::: Input rows :::
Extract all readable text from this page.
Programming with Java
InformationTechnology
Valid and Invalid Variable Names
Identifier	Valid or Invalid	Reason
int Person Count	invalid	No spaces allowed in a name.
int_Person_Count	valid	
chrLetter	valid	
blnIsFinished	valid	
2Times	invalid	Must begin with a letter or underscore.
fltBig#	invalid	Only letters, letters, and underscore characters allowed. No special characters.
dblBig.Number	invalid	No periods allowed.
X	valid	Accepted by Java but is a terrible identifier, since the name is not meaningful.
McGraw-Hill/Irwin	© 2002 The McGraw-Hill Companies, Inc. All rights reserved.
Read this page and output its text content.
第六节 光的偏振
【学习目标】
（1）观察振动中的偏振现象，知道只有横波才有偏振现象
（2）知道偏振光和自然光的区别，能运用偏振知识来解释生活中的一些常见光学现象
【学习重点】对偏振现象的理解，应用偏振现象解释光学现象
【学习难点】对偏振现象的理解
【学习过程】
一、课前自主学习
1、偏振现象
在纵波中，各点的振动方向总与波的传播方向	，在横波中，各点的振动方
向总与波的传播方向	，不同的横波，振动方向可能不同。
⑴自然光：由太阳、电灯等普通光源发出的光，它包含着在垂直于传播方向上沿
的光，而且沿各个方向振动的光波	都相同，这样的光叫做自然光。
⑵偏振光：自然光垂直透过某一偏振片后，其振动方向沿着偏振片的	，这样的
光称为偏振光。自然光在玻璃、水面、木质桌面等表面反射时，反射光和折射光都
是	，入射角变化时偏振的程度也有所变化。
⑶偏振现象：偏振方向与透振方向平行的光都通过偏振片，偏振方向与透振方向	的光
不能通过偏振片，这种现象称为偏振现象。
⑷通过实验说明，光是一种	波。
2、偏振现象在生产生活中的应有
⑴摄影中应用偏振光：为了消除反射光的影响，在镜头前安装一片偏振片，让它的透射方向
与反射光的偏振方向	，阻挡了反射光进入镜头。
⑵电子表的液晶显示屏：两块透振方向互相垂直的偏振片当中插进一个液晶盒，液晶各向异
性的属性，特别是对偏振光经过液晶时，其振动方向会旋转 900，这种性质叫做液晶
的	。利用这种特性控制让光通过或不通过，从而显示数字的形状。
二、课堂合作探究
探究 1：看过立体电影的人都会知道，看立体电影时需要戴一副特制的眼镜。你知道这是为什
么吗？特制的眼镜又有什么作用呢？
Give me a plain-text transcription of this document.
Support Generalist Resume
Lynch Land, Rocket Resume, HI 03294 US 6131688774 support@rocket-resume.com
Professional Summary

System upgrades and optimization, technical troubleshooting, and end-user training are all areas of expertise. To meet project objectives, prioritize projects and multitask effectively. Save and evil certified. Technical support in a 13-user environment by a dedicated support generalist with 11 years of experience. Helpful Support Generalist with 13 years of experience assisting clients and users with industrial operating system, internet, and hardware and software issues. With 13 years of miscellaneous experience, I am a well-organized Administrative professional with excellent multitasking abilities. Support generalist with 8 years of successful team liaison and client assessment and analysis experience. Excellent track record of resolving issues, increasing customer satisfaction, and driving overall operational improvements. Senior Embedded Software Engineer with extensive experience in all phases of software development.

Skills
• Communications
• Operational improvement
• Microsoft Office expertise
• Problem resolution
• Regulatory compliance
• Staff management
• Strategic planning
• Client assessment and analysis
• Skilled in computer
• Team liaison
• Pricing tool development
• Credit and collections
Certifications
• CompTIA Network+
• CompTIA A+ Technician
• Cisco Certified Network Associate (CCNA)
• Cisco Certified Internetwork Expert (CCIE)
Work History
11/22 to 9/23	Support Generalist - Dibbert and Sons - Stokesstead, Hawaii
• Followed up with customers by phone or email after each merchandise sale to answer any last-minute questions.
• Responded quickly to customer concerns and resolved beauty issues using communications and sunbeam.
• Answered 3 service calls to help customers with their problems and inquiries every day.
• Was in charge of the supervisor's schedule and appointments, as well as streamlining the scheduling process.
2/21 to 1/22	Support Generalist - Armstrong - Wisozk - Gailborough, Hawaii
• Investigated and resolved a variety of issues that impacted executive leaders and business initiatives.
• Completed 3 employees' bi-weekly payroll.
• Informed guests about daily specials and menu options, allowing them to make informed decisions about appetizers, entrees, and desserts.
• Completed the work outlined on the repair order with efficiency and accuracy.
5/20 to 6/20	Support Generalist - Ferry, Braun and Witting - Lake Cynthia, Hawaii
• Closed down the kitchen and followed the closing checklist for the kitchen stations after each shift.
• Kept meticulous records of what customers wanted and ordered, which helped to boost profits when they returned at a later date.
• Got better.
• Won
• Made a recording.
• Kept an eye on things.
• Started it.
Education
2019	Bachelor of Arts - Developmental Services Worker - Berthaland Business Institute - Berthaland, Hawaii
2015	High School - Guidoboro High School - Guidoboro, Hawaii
:::
Stated exercise: Return the whole listing exactly.

Problem solution:
Extract all readable text from this page.
Programming with Java
InformationTechnology
Valid and Invalid Variable Names
Identifier	Valid or Invalid	Reason
int Person Count	invalid	No spaces allowed in a name.
int_Person_Count	valid	
chrLetter	valid	
blnIsFinished	valid	
2Times	invalid	Must begin with a letter or underscore.
fltBig#	invalid	Only letters, letters, and underscore characters allowed. No special characters.
dblBig.Number	invalid	No periods allowed.
X	valid	Accepted by Java but is a terrible identifier, since the name is not meaningful.
McGraw-Hill/Irwin	© 2002 The McGraw-Hill Companies, Inc. All rights reserved.
Read this page and output its text content.
第六节 光的偏振
【学习目标】
（1）观察振动中的偏振现象，知道只有横波才有偏振现象
（2）知道偏振光和自然光的区别，能运用偏振知识来解释生活中的一些常见光学现象
【学习重点】对偏振现象的理解，应用偏振现象解释光学现象
【学习难点】对偏振现象的理解
【学习过程】
一、课前自主学习
1、偏振现象
在纵波中，各点的振动方向总与波的传播方向	，在横波中，各点的振动方
向总与波的传播方向	，不同的横波，振动方向可能不同。
⑴自然光：由太阳、电灯等普通光源发出的光，它包含着在垂直于传播方向上沿
的光，而且沿各个方向振动的光波	都相同，这样的光叫做自然光。
⑵偏振光：自然光垂直透过某一偏振片后，其振动方向沿着偏振片的	，这样的
光称为偏振光。自然光在玻璃、水面、木质桌面等表面反射时，反射光和折射光都
是	，入射角变化时偏振的程度也有所变化。
⑶偏振现象：偏振方向与透振方向平行的光都通过偏振片，偏振方向与透振方向	的光
不能通过偏振片，这种现象称为偏振现象。
⑷通过实验说明，光是一种	波。
2、偏振现象在生产生活中的应有
⑴摄影中应用偏振光：为了消除反射光的影响，在镜头前安装一片偏振片，让它的透射方向
与反射光的偏振方向	，阻挡了反射光进入镜头。
⑵电子表的液晶显示屏：两块透振方向互相垂直的偏振片当中插进一个液晶盒，液晶各向异
性的属性，特别是对偏振光经过液晶时，其振动方向会旋转 900，这种性质叫做液晶
的	。利用这种特性控制让光通过或不通过，从而显示数字的形状。
二、课堂合作探究
探究 1：看过立体电影的人都会知道，看立体电影时需要戴一副特制的眼镜。你知道这是为什
么吗？特制的眼镜又有什么作用呢？
Give me a plain-text transcription of this document.
Support Generalist Resume
Lynch Land, Rocket Resume, HI 03294 US 6131688774 support@rocket-resume.com
Professional Summary

System upgrades and optimization, technical troubleshooting, and end-user training are all areas of expertise. To meet project objectives, prioritize projects and multitask effectively. Save and evil certified. Technical support in a 13-user environment by a dedicated support generalist with 11 years of experience. Helpful Support Generalist with 13 years of experience assisting clients and users with industrial operating system, internet, and hardware and software issues. With 13 years of miscellaneous experience, I am a well-organized Administrative professional with excellent multitasking abilities. Support generalist with 8 years of successful team liaison and client assessment and analysis experience. Excellent track record of resolving issues, increasing customer satisfaction, and driving overall operational improvements. Senior Embedded Software Engineer with extensive experience in all phases of software development.

Skills
• Communications
• Operational improvement
• Microsoft Office expertise
• Problem resolution
• Regulatory compliance
• Staff management
• Strategic planning
• Client assessment and analysis
• Skilled in computer
• Team liaison
• Pricing tool development
• Credit and collections
Certifications
• CompTIA Network+
• CompTIA A+ Technician
• Cisco Certified Network Associate (CCNA)
• Cisco Certified Internetwork Expert (CCIE)
Work History
11/22 to 9/23	Support Generalist - Dibbert and Sons - Stokesstead, Hawaii
• Followed up with customers by phone or email after each merchandise sale to answer any last-minute questions.
• Responded quickly to customer concerns and resolved beauty issues using communications and sunbeam.
• Answered 3 service calls to help customers with their problems and inquiries every day.
• Was in charge of the supervisor's schedule and appointments, as well as streamlining the scheduling process.
2/21 to 1/22	Support Generalist - Armstrong - Wisozk - Gailborough, Hawaii
• Investigated and resolved a variety of issues that impacted executive leaders and business initiatives.
• Completed 3 employees' bi-weekly payroll.
• Informed guests about daily specials and menu options, allowing them to make informed decisions about appetizers, entrees, and desserts.
• Completed the work outlined on the repair order with efficiency and accuracy.
5/20 to 6/20	Support Generalist - Ferry, Braun and Witting - Lake Cynthia, Hawaii
• Closed down the kitchen and followed the closing checklist for the kitchen stations after each shift.
• Kept meticulous records of what customers wanted and ordered, which helped to boost profits when they returned at a later date.
• Got better.
• Won
• Made a recording.
• Kept an eye on things.
• Started it.
Education
2019	Bachelor of Arts - Developmental Services Worker - Berthaland Business Institute - Berthaland, Hawaii
2015	High School - Guidoboro High School - Guidoboro, Hawaii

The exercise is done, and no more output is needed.